Dataset records
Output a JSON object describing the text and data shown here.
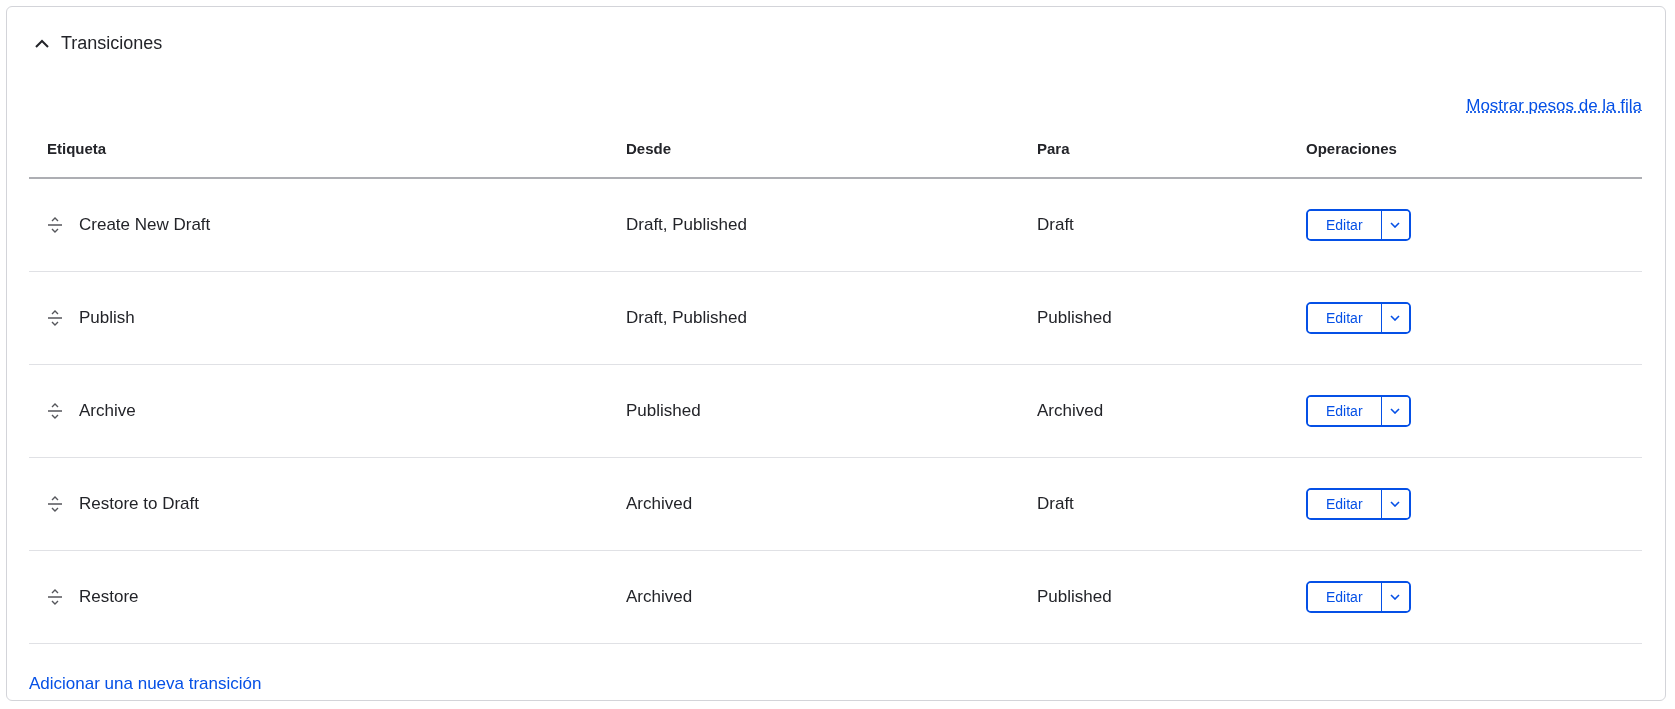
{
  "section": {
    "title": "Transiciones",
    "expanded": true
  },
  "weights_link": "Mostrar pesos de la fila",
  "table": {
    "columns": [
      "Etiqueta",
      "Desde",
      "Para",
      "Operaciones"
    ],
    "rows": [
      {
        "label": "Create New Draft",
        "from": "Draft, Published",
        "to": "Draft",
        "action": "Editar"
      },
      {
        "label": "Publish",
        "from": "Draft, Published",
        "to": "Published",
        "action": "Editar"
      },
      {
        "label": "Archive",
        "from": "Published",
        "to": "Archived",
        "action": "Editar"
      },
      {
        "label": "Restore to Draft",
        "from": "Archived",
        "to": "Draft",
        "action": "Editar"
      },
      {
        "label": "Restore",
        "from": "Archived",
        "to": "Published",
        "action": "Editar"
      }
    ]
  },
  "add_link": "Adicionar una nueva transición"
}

* Exercise aim *
Quote the data above in full, leaving out the pictures it holds.

* Result of the task *
Output a JSON object describing the text and data shown here.
{
  "section": {
    "title": "Transiciones",
    "expanded": true
  },
  "weights_link": "Mostrar pesos de la fila",
  "table": {
    "columns": [
      "Etiqueta",
      "Desde",
      "Para",
      "Operaciones"
    ],
    "rows": [
      {
        "label": "Create New Draft",
        "from": "Draft, Published",
        "to": "Draft",
        "action": "Editar"
      },
      {
        "label": "Publish",
        "from": "Draft, Published",
        "to": "Published",
        "action": "Editar"
      },
      {
        "label": "Archive",
        "from": "Published",
        "to": "Archived",
        "action": "Editar"
      },
      {
        "label": "Restore to Draft",
        "from": "Archived",
        "to": "Draft",
        "action": "Editar"
      },
      {
        "label": "Restore",
        "from": "Archived",
        "to": "Published",
        "action": "Editar"
      }
    ]
  },
  "add_link": "Adicionar una nueva transición"
}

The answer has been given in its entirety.